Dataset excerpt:
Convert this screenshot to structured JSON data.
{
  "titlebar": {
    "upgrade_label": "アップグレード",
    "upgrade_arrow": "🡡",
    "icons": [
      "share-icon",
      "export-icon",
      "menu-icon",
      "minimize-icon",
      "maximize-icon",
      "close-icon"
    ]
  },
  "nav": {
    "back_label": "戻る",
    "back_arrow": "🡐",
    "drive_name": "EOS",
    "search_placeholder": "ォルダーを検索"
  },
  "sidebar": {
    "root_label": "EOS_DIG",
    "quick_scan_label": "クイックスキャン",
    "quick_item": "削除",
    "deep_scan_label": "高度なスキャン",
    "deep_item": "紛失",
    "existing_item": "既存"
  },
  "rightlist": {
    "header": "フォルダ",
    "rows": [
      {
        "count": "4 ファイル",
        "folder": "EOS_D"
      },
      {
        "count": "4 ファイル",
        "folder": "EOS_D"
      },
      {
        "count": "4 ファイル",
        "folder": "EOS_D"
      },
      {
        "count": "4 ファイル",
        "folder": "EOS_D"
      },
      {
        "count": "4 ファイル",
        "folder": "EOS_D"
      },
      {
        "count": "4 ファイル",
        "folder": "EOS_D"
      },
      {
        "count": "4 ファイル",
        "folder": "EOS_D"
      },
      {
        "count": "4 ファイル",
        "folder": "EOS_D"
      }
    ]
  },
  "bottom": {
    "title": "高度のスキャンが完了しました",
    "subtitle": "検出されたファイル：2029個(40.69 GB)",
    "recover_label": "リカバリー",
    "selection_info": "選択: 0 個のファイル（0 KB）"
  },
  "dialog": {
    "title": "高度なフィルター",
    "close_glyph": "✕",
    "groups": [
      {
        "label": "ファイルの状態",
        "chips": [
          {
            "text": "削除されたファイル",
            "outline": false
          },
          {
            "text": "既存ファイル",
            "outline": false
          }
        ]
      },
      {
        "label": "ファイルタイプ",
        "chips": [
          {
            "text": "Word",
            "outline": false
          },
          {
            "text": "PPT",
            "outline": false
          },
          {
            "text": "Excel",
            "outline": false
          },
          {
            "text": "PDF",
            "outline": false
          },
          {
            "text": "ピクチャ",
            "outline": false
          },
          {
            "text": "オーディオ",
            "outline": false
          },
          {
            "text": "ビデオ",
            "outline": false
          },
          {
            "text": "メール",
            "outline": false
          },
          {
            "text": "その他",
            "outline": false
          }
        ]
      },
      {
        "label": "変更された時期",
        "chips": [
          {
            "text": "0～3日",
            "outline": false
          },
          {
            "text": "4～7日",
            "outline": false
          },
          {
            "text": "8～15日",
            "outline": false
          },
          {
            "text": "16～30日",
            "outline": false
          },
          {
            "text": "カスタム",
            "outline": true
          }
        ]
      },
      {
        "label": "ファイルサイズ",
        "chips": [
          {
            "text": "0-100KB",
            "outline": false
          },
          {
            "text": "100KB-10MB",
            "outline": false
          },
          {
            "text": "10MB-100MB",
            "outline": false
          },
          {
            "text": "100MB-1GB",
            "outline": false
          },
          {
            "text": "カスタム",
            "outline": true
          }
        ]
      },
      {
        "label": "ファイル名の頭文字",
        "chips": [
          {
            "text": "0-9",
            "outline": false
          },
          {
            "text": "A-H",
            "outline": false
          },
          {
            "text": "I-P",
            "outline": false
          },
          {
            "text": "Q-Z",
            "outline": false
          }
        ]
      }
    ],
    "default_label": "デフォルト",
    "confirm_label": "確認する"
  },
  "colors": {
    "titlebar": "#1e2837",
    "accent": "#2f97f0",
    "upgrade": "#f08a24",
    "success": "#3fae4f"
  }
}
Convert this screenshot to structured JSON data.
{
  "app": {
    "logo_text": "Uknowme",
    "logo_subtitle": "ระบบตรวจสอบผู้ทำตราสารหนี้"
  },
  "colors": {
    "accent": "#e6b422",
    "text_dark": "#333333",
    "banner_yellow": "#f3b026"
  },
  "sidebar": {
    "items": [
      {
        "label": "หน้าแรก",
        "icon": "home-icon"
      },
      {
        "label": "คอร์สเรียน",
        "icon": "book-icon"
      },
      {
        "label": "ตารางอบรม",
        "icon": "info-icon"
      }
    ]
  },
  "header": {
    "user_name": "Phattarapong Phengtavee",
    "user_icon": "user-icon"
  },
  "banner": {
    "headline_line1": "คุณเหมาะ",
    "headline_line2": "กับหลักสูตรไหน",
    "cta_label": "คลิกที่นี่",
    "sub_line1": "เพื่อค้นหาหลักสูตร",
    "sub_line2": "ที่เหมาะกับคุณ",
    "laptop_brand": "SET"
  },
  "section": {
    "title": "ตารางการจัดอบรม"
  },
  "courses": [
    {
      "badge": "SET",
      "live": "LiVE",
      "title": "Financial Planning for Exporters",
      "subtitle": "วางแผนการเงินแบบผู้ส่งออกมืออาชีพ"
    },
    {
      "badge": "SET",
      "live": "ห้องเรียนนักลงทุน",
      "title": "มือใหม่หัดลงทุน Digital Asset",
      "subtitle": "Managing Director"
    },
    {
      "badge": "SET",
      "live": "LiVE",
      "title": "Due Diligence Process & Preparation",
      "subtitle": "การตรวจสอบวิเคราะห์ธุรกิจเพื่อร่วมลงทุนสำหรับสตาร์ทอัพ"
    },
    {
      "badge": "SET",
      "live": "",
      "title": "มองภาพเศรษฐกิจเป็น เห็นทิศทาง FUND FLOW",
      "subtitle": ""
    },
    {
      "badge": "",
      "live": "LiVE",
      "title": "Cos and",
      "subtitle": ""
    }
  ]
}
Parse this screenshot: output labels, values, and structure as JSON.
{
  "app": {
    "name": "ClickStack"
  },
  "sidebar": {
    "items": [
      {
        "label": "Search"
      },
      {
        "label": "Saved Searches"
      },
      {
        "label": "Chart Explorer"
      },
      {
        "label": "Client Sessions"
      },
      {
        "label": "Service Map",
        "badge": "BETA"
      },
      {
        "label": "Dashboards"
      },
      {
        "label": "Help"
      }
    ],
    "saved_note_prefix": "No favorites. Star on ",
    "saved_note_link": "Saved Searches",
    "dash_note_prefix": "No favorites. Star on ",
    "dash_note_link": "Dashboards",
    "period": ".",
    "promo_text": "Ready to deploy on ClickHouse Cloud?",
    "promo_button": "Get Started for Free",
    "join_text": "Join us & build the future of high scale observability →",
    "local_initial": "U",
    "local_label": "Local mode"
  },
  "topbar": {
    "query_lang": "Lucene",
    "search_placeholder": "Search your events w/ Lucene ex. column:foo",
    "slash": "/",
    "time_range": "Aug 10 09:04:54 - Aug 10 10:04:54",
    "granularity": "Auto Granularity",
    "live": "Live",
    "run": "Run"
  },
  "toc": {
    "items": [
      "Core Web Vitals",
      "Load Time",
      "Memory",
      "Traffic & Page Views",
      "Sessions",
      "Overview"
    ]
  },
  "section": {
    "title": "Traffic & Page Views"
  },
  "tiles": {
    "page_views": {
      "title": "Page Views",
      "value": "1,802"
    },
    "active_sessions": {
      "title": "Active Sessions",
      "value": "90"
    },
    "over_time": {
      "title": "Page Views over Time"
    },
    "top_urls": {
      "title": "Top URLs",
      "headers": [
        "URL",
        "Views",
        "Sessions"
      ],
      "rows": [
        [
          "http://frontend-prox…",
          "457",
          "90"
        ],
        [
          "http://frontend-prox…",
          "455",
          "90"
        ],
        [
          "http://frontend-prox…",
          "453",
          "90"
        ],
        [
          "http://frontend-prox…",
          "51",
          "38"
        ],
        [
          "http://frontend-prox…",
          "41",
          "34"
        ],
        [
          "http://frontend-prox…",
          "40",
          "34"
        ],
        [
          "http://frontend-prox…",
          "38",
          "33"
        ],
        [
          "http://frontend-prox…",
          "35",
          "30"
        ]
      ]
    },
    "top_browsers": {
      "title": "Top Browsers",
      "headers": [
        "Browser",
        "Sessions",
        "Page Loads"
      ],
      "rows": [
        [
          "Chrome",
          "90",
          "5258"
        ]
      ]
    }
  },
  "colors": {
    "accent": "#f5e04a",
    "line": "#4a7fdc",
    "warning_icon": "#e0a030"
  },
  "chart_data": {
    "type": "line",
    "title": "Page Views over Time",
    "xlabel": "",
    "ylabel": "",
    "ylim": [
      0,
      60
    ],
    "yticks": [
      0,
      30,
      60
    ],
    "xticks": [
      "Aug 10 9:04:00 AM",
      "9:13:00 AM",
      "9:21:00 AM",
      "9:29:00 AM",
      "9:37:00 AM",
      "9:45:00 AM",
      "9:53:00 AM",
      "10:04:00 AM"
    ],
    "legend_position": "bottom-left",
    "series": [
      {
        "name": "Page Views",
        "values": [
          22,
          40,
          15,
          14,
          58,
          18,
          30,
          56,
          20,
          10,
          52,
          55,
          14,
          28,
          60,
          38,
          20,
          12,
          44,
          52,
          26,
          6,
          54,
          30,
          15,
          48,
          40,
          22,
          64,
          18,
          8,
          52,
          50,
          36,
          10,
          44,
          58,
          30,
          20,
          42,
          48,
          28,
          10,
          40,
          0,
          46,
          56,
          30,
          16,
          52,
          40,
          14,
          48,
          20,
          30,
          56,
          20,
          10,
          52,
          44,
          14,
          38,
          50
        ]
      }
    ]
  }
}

◆ Problem details ◆
Pull out each line of the entries that contains "bottom".

◆ Answer to the exercise ◆
  "bottom": {
    "legend_position": "bottom-left",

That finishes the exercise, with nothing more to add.